- **TASK SET**
A – Using the match-object notes below, explain in one to three sentences why calling match.group() with no arguments returns the whole match.
B – Reproduce verbatim the part of the match-object notes that begins at the words "- If it is in" and stops after "first parenthesized subgroup.".

Match objects support the following methods and attributes:
- Methods:
    - match.group([group1, ...])
    - match.groups(default=None)
    - match.groupdict(default=None)
    - match.start([group])
    - match.end([group])
    - match.span([group])
- Attributes:
    - match.pos
    - match.endpos
    - match.string
    - match.lastindex
    - match.lastgroup
    - match.re

### match.group([group1, ...])
Returns one or more subgroups of the match.
- Without arguments, group1 defaults to zero (the whole match is returned).
- If there is a single argument, the result is a single string;
    - If a groupN argument is zero, the corresponding return value is the entire matching string.
    - If it is in the inclusive range [1..99], it is the string matching the corresponding parenthesized group.
- If there are multiple arguments, the result is a tuple with one item per argument. 
- If a group is contained in a part of the pattern that did not match, the corresponding result is None.
- If a group is contained in a part of the pattern that matched multiple times, the last match is returned.

In [2]:
m = re.match(r"(\w+) (\w+)", "Isaac Newton, physicist")
m.group(0)       # The entire match

'Isaac Newton'

In [3]:
m.group(1)       # The first parenthesized subgroup.

'Isaac'

In [4]:
m.group(2)       # The second parenthesized subgroup.

'Newton'

In [5]:
m.group(1, 2)    # Multiple arguments give us a tuple.

('Isaac', 'Newton')

- **COLLECTED MATERIAL**
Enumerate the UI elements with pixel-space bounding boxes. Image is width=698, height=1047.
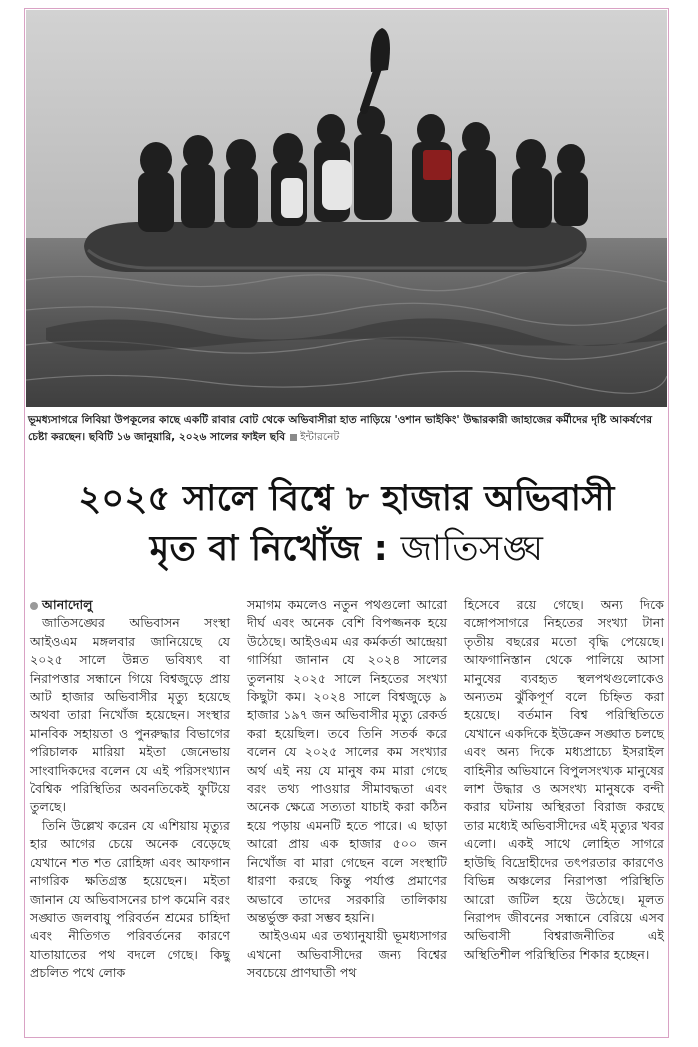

- **RESPONSES FOR EACH TASK**
A – With no arguments, group1 defaults to zero. A group argument of zero returns the entire matching string, so match.group() gives back the whole match.

B –
- If it is in the inclusive range [1..99], it is the string matching the corresponding parenthesized group.
- If there are multiple arguments, the result is a tuple with one item per argument. 
- If a group is contained in a part of the pattern that did not match, the corresponding result is None.
- If a group is contained in a part of the pattern that matched multiple times, the last match is returned.

In [2]:
m = re.match(r"(\w+) (\w+)", "Isaac Newton, physicist")
m.group(0)       # The entire match

'Isaac Newton'

In [3]:
m.group(1)       # The first parenthesized subgroup.